> [Document section]:
-- Begin --

Here is some garden design advice for beginners: Great gardens are adventures. As a garden visitor, a great garden will intrigue you from afar and beckon you closer. Once inside, it will feel like an exciting series of moments where you notice something new here, something exciting over there, and there will continue to be something drawing you in deeper, closer.
They’re filled with discovery and exploration not just for the visitor – but most especially for the garden maker. They are literally the story of a human figuring it out – laid out in the form of plants and rooms and paths and whatever else the garden encompasses. They are like a book telling the story of someone deciding to make something beautiful, hand in hand with nature. Your garden design education and garden-making journey will also play out as any good adventure does. With ups and downs, drama, surprise, and things that go unexpectedly, go wrong (or right!), these moments will teach you how to keep going. Don’t cut it short by racing to some mythical finish line that doesn’t even exist.
Making a garden should never be less than a deeply fulfilling experience.
There is no need to feel overwhelmed by landscaping plans and plant choices. The task can be approached in much the same way you might a kitchen update. First, figure out the options and limitations, then working within the constraints, decide on a layout. With the layout settled, you can begin to pick finishes and colors, and in the end, you move in with all your things that make it really your space.
As a garden design teacher, my goal is to share with you ways to create outdoor areas that, like our interior rooms, charm our design sensibilities.
The garden needs to be comfortable, appealing to our personal tastes, and reflective of our individuality. I hope to fill you with endless inspiration.
Plants are the soul of a garden – but they are also just one small part of making a garden.
I want to give you an understanding of plants, what makes them grow and look beautiful together, and some context about why the nature that surrounds us matters.
But I also need you to understand that beginners always fall into the same trap – they start their garden design dreams with thoughts about plants. It’s like planning that kitchen and being obsessed with the copper pots you want to hang from the ceiling. It’s fine to love copper pots and have that vision for that one element of the eventual kitchen – and you should build your kitchen to accommodate your love of copper pots – but there are a whole lot of decisions and designs that need to happen before you get to hang those pots from the ceiling.
My garden design advice – don’t skip the design process and jump straight to the plants. It ALWAYS causes problems.
You must look at the garden as an opportunity to transcend the ordinary.
Don’t be afraid to express yourself and do whatever crazy thing you might always have thought wonderful.
A great garden welcomes you in the same way that a wonderful hotel envelops you and sweeps you away to another place.
To create a garden that is a perfect reflection of you (and whoever else lives in it with you), you must insert yourself into the experiment.
“its not what you look at, it is what you see”.Henry David Thoreau
Create a garden based on your past and the future you want to see
Supposedly, smell is the most powerful sense for drawing us back to a particular place and time. But I think gardens and plants have remarkable time-machine powers.
Gardens and landscapes regularly take me back to when I was a kid.

-- End --

> [Problem requirements]: Continue the garden design advice above, starting right after its final sentence about gardens and landscapes bringing back childhood. The lines that come next aren't needed for anything here.

Source data:
-- Begin --

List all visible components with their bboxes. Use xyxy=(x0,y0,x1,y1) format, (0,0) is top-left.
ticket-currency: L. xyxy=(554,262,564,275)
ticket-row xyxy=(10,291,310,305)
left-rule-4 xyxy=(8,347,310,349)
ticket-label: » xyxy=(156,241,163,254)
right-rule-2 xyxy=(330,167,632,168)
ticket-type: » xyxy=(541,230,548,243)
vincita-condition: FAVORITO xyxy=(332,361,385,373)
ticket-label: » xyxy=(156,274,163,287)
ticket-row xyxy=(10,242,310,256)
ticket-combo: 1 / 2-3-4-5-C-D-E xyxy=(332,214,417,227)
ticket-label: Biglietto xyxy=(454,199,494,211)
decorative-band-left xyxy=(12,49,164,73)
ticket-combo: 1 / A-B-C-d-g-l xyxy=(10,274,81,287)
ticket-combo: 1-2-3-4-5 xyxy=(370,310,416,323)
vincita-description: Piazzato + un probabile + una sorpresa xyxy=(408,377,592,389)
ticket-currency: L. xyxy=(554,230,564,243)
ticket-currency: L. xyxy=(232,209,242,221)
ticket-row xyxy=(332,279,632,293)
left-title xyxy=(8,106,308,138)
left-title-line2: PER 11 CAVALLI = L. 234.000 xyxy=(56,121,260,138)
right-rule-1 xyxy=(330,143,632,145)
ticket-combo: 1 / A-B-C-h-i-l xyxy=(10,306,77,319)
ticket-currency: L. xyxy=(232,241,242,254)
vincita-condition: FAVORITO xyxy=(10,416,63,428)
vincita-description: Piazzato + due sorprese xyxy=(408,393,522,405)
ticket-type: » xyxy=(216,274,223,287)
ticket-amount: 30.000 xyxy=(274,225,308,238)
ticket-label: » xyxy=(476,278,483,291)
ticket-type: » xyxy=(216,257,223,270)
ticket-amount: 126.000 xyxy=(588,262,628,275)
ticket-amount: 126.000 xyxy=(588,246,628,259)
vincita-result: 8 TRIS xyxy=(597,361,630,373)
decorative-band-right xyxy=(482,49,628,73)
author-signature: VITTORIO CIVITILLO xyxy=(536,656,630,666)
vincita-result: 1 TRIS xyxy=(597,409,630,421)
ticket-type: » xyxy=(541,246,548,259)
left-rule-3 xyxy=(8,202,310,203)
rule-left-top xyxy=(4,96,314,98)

-- End --

> [Response to the exercise]:
Building grasshopper graveyards with little stones in the dirt. Counting the shades of green on my grandmother’s Montana ranch. Sniffing nettle (thinking it was mint) only to learn of its powerfully painful effects on my nose.
These adventures that start with plants are so valuable for us as adults and even more important to build into our children’s lives. As our children mature into full-grown people, they need a foundation to not only embrace the responsibility of cherishing our environment but also to maintain their own happiness.
We go outside to grow things, breathe fresh air, regenerate, and relax.
Trying to conquer forces, such as storms and pests, that will act against all our best garden design intentions is counter to what we seek in nature.
My best garden design advice for beginners:
But if you learn to work as a team in the garden, it will be better.
Garden design is an art – like painting – but where the paints have a mind of their own.
I want a garden to live in. One that reflects my character and tastes as much as the things I wear and the rest of my home.
But a garden is a specific kind of challenge, it changes, and has a life of its own and that presents challenges in a way that no other design or artistic practice does.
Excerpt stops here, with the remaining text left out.